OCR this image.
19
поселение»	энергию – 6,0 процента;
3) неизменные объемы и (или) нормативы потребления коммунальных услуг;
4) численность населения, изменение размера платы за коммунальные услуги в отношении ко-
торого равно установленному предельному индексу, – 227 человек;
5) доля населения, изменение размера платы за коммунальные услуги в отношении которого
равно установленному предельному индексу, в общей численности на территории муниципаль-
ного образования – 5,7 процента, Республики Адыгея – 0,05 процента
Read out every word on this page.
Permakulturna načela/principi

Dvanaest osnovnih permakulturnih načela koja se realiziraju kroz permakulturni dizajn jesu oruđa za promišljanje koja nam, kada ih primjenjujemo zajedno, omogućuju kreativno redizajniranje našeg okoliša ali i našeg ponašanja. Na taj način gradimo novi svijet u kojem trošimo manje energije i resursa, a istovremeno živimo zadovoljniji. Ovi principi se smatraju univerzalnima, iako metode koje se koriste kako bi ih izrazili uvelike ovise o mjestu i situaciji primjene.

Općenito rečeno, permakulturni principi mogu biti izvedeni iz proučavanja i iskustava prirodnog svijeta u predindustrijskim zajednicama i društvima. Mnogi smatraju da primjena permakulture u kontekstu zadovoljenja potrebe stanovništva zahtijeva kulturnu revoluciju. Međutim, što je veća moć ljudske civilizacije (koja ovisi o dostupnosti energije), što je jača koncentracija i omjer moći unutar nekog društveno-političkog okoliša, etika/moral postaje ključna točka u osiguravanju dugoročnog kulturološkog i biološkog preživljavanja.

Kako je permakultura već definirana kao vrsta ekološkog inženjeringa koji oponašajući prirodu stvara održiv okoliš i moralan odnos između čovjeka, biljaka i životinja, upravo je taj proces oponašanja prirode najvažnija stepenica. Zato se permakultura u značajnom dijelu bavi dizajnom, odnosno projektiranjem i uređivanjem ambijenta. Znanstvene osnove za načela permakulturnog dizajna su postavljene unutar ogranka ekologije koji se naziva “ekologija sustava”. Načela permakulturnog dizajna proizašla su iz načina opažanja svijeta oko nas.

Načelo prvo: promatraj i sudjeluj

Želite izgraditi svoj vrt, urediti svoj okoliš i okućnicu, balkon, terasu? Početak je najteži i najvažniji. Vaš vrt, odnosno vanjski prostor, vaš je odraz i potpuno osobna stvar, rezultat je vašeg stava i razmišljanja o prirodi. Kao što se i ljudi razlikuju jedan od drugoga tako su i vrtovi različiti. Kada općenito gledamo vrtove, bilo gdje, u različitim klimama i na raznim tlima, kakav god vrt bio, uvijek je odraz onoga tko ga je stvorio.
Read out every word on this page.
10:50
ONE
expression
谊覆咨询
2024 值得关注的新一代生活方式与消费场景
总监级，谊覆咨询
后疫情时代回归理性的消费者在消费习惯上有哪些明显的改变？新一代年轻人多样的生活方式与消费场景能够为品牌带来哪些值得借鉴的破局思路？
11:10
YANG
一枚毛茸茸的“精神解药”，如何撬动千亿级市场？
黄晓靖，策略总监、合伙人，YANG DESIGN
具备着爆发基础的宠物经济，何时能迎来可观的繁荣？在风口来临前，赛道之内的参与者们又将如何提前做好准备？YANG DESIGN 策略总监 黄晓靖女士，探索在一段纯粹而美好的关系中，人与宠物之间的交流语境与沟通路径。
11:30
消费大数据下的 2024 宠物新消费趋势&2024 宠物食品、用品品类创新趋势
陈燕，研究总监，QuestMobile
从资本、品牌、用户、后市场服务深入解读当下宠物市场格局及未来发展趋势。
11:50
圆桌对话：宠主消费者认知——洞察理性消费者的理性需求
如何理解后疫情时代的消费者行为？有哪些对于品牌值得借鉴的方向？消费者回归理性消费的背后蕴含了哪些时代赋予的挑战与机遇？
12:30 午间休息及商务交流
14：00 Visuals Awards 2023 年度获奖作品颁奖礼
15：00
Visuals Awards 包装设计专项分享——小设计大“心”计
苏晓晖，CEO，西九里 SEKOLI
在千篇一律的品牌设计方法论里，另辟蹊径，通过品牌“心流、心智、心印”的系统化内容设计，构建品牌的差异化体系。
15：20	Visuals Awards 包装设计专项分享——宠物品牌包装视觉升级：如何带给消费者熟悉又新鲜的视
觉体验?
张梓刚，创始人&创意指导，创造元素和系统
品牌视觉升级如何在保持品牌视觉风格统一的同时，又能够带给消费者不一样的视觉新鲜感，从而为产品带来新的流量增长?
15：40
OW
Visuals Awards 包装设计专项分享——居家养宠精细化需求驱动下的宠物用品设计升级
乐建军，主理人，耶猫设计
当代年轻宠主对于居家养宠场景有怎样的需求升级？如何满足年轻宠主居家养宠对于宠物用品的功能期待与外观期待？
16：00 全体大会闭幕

★ ★ ★ ★ ★

Short problem
Write out every line from the records above, word for word.

Finished task
OCR this image.
19
поселение»	энергию – 6,0 процента;
3) неизменные объемы и (или) нормативы потребления коммунальных услуг;
4) численность населения, изменение размера платы за коммунальные услуги в отношении ко-
торого равно установленному предельному индексу, – 227 человек;
5) доля населения, изменение размера платы за коммунальные услуги в отношении которого
равно установленному предельному индексу, в общей численности на территории муниципаль-
ного образования – 5,7 процента, Республики Адыгея – 0,05 процента
Read out every word on this page.
Permakulturna načela/principi

Dvanaest osnovnih permakulturnih načela koja se realiziraju kroz permakulturni dizajn jesu oruđa za promišljanje koja nam, kada ih primjenjujemo zajedno, omogućuju kreativno redizajniranje našeg okoliša ali i našeg ponašanja. Na taj način gradimo novi svijet u kojem trošimo manje energije i resursa, a istovremeno živimo zadovoljniji. Ovi principi se smatraju univerzalnima, iako metode koje se koriste kako bi ih izrazili uvelike ovise o mjestu i situaciji primjene.

Općenito rečeno, permakulturni principi mogu biti izvedeni iz proučavanja i iskustava prirodnog svijeta u predindustrijskim zajednicama i društvima. Mnogi smatraju da primjena permakulture u kontekstu zadovoljenja potrebe stanovništva zahtijeva kulturnu revoluciju. Međutim, što je veća moć ljudske civilizacije (koja ovisi o dostupnosti energije), što je jača koncentracija i omjer moći unutar nekog društveno-političkog okoliša, etika/moral postaje ključna točka u osiguravanju dugoročnog kulturološkog i biološkog preživljavanja.

Kako je permakultura već definirana kao vrsta ekološkog inženjeringa koji oponašajući prirodu stvara održiv okoliš i moralan odnos između čovjeka, biljaka i životinja, upravo je taj proces oponašanja prirode najvažnija stepenica. Zato se permakultura u značajnom dijelu bavi dizajnom, odnosno projektiranjem i uređivanjem ambijenta. Znanstvene osnove za načela permakulturnog dizajna su postavljene unutar ogranka ekologije koji se naziva “ekologija sustava”. Načela permakulturnog dizajna proizašla su iz načina opažanja svijeta oko nas.

Načelo prvo: promatraj i sudjeluj

Želite izgraditi svoj vrt, urediti svoj okoliš i okućnicu, balkon, terasu? Početak je najteži i najvažniji. Vaš vrt, odnosno vanjski prostor, vaš je odraz i potpuno osobna stvar, rezultat je vašeg stava i razmišljanja o prirodi. Kao što se i ljudi razlikuju jedan od drugoga tako su i vrtovi različiti. Kada općenito gledamo vrtove, bilo gdje, u različitim klimama i na raznim tlima, kakav god vrt bio, uvijek je odraz onoga tko ga je stvorio.
Read out every word on this page.
10:50
ONE
expression
谊覆咨询
2024 值得关注的新一代生活方式与消费场景
总监级，谊覆咨询
后疫情时代回归理性的消费者在消费习惯上有哪些明显的改变？新一代年轻人多样的生活方式与消费场景能够为品牌带来哪些值得借鉴的破局思路？
11:10
YANG
一枚毛茸茸的“精神解药”，如何撬动千亿级市场？
黄晓靖，策略总监、合伙人，YANG DESIGN
具备着爆发基础的宠物经济，何时能迎来可观的繁荣？在风口来临前，赛道之内的参与者们又将如何提前做好准备？YANG DESIGN 策略总监 黄晓靖女士，探索在一段纯粹而美好的关系中，人与宠物之间的交流语境与沟通路径。
11:30
消费大数据下的 2024 宠物新消费趋势&2024 宠物食品、用品品类创新趋势
陈燕，研究总监，QuestMobile
从资本、品牌、用户、后市场服务深入解读当下宠物市场格局及未来发展趋势。
11:50
圆桌对话：宠主消费者认知——洞察理性消费者的理性需求
如何理解后疫情时代的消费者行为？有哪些对于品牌值得借鉴的方向？消费者回归理性消费的背后蕴含了哪些时代赋予的挑战与机遇？
12:30 午间休息及商务交流
14：00 Visuals Awards 2023 年度获奖作品颁奖礼
15：00
Visuals Awards 包装设计专项分享——小设计大“心”计
苏晓晖，CEO，西九里 SEKOLI
在千篇一律的品牌设计方法论里，另辟蹊径，通过品牌“心流、心智、心印”的系统化内容设计，构建品牌的差异化体系。
15：20	Visuals Awards 包装设计专项分享——宠物品牌包装视觉升级：如何带给消费者熟悉又新鲜的视
觉体验?
张梓刚，创始人&创意指导，创造元素和系统
品牌视觉升级如何在保持品牌视觉风格统一的同时，又能够带给消费者不一样的视觉新鲜感，从而为产品带来新的流量增长?
15：40
OW
Visuals Awards 包装设计专项分享——居家养宠精细化需求驱动下的宠物用品设计升级
乐建军，主理人，耶猫设计
当代年轻宠主对于居家养宠场景有怎样的需求升级？如何满足年轻宠主居家养宠对于宠物用品的功能期待与外观期待？
16：00 全体大会闭幕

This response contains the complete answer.